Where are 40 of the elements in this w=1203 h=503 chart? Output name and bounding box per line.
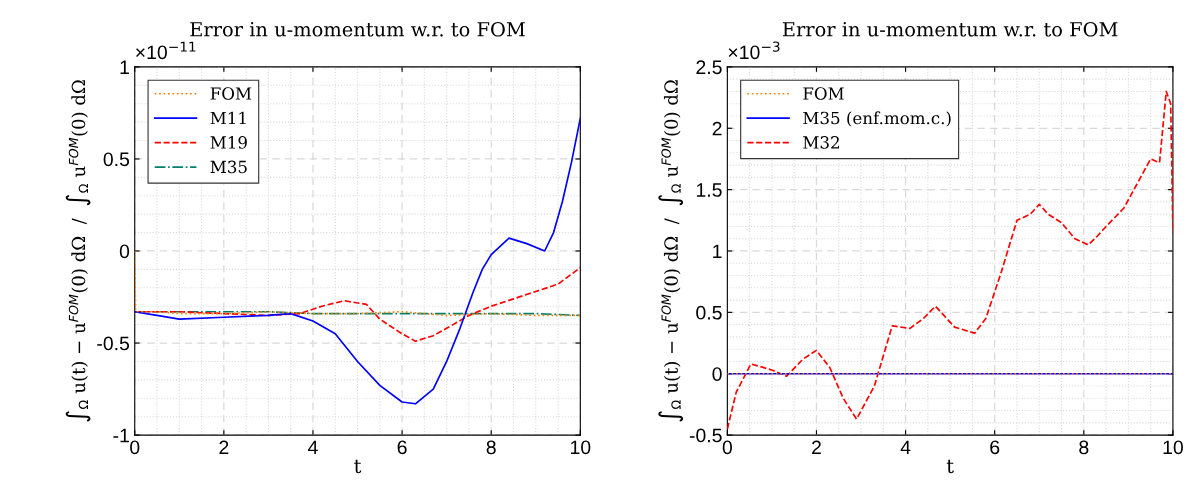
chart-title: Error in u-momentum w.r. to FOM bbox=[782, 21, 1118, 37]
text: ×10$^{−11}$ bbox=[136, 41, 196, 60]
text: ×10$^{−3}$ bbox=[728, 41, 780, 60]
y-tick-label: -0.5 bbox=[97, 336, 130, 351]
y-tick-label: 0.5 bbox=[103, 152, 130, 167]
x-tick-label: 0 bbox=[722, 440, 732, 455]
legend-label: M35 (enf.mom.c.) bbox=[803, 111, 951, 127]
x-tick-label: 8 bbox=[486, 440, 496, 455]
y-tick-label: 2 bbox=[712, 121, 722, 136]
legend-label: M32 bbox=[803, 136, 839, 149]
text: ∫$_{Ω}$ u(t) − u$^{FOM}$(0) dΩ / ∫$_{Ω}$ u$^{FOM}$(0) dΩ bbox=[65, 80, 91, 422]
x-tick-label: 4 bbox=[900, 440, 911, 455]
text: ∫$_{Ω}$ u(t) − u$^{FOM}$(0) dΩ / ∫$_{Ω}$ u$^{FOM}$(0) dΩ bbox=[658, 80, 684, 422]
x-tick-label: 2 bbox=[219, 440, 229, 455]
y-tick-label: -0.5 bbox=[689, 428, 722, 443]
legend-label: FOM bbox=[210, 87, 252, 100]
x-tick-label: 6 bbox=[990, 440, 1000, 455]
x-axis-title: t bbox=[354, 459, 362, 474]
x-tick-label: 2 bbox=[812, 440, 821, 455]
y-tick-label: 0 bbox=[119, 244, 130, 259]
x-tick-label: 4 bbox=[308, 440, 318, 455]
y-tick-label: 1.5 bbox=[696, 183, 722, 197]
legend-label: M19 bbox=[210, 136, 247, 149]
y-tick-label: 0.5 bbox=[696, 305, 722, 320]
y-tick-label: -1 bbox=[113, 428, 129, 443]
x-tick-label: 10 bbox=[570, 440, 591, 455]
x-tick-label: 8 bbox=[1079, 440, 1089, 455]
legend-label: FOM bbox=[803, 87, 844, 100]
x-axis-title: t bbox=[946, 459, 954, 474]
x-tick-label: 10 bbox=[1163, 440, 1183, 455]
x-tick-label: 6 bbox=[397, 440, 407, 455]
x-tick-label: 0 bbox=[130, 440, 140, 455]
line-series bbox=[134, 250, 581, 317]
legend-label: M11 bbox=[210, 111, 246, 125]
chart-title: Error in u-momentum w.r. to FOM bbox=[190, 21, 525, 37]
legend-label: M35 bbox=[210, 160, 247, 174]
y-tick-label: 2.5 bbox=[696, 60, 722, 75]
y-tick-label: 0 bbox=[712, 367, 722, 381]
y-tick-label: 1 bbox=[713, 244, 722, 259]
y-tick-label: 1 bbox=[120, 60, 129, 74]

--- --- ---

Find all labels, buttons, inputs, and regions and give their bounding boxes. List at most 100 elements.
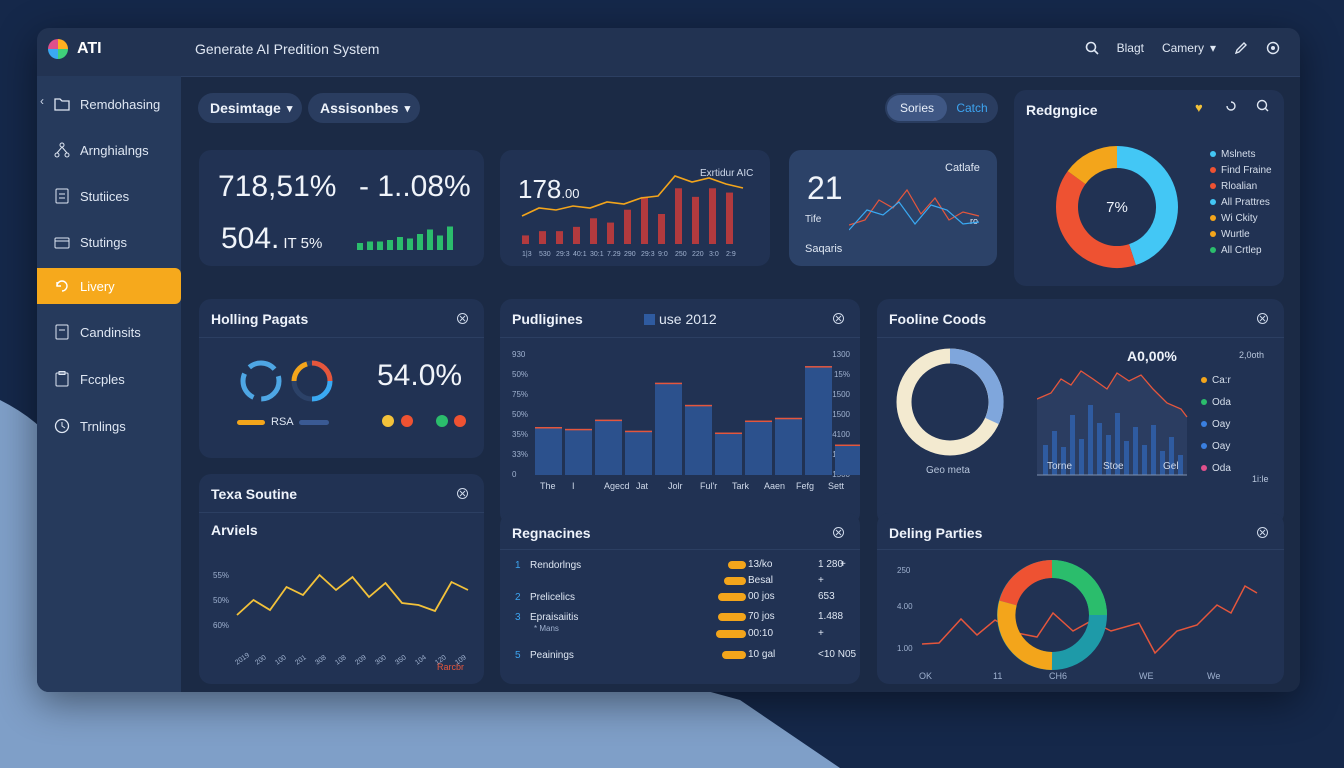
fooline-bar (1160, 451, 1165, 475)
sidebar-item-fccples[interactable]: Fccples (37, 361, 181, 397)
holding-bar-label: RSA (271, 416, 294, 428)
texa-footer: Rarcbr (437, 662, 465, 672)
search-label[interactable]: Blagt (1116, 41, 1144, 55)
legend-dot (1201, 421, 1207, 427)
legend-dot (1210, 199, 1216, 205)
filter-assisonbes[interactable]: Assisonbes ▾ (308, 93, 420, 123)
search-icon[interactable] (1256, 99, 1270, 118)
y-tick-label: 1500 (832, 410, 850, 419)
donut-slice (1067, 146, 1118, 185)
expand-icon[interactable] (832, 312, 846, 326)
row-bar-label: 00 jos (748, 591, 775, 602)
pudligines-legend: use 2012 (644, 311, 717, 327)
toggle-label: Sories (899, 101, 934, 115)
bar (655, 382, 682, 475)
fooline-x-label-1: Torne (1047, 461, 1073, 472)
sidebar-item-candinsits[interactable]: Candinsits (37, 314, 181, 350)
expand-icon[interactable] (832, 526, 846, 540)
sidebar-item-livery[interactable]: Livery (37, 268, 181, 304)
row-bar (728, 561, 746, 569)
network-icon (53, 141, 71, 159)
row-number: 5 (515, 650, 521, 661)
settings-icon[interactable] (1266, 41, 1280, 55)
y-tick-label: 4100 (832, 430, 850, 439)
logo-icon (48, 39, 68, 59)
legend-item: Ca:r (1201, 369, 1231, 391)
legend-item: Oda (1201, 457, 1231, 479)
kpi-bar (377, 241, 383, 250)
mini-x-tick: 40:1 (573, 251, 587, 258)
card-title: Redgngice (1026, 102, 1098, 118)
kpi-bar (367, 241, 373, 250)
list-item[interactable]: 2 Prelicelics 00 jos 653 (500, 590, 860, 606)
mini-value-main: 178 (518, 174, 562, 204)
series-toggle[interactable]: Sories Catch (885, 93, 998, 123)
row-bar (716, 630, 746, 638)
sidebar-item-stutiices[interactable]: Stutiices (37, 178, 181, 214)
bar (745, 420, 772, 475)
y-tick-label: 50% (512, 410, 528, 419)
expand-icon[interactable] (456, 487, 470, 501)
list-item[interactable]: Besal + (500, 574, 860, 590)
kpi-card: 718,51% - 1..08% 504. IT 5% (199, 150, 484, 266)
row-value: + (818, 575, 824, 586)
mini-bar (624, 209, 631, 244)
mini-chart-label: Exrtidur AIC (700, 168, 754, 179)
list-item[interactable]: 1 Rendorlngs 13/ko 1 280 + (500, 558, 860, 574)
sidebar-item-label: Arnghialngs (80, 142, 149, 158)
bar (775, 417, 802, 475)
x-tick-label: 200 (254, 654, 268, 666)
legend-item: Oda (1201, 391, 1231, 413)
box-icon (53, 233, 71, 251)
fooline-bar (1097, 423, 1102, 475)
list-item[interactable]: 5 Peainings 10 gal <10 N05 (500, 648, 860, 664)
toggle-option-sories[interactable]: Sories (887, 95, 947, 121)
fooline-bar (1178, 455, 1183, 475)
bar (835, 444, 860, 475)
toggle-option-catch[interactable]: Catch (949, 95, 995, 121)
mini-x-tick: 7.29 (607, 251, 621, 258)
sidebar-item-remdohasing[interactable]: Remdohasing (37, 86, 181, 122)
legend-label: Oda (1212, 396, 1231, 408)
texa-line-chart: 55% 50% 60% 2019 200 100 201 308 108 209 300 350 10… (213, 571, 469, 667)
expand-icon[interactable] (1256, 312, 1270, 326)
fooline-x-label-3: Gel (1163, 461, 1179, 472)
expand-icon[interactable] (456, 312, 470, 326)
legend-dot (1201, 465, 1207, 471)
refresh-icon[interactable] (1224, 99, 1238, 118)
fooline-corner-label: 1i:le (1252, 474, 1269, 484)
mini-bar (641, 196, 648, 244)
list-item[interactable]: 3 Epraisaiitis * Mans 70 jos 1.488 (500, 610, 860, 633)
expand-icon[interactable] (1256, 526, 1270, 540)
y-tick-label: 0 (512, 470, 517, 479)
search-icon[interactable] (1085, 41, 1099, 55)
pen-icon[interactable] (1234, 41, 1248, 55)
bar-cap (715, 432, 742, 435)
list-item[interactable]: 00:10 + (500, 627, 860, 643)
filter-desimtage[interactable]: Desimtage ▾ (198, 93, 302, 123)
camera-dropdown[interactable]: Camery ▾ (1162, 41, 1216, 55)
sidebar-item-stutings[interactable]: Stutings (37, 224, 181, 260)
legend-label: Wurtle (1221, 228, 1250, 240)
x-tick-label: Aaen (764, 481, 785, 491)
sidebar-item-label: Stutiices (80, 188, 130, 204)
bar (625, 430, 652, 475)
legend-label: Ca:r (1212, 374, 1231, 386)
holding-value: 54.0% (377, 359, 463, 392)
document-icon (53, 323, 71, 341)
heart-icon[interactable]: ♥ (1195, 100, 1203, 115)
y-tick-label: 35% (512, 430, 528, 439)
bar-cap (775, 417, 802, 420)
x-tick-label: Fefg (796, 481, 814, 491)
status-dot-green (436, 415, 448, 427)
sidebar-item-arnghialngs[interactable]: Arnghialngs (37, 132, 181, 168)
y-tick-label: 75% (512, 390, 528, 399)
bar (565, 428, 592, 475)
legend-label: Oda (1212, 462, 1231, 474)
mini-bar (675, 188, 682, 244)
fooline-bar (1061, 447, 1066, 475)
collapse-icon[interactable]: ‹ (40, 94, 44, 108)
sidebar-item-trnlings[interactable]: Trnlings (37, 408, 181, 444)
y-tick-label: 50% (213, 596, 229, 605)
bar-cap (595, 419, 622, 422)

--- --- ---

Please edit the items from the line with "fooline-bar (1160, 451, 1165, 475)" up to and including the line with "search-icon[interactable] (1256, 99, 1270, 118)", changing every "legend-dot" to "legend-marker" and keeping everything else the same. Return only those lines.

OUTPUT FOR THIS TASK:
fooline-bar (1160, 451, 1165, 475)
sidebar-item-fccples[interactable]: Fccples (37, 361, 181, 397)
holding-bar-label: RSA (271, 416, 294, 428)
texa-footer: Rarcbr (437, 662, 465, 672)
search-label[interactable]: Blagt (1116, 41, 1144, 55)
legend-marker (1201, 421, 1207, 427)
legend-marker (1210, 199, 1216, 205)
filter-assisonbes[interactable]: Assisonbes ▾ (308, 93, 420, 123)
search-icon[interactable] (1256, 99, 1270, 118)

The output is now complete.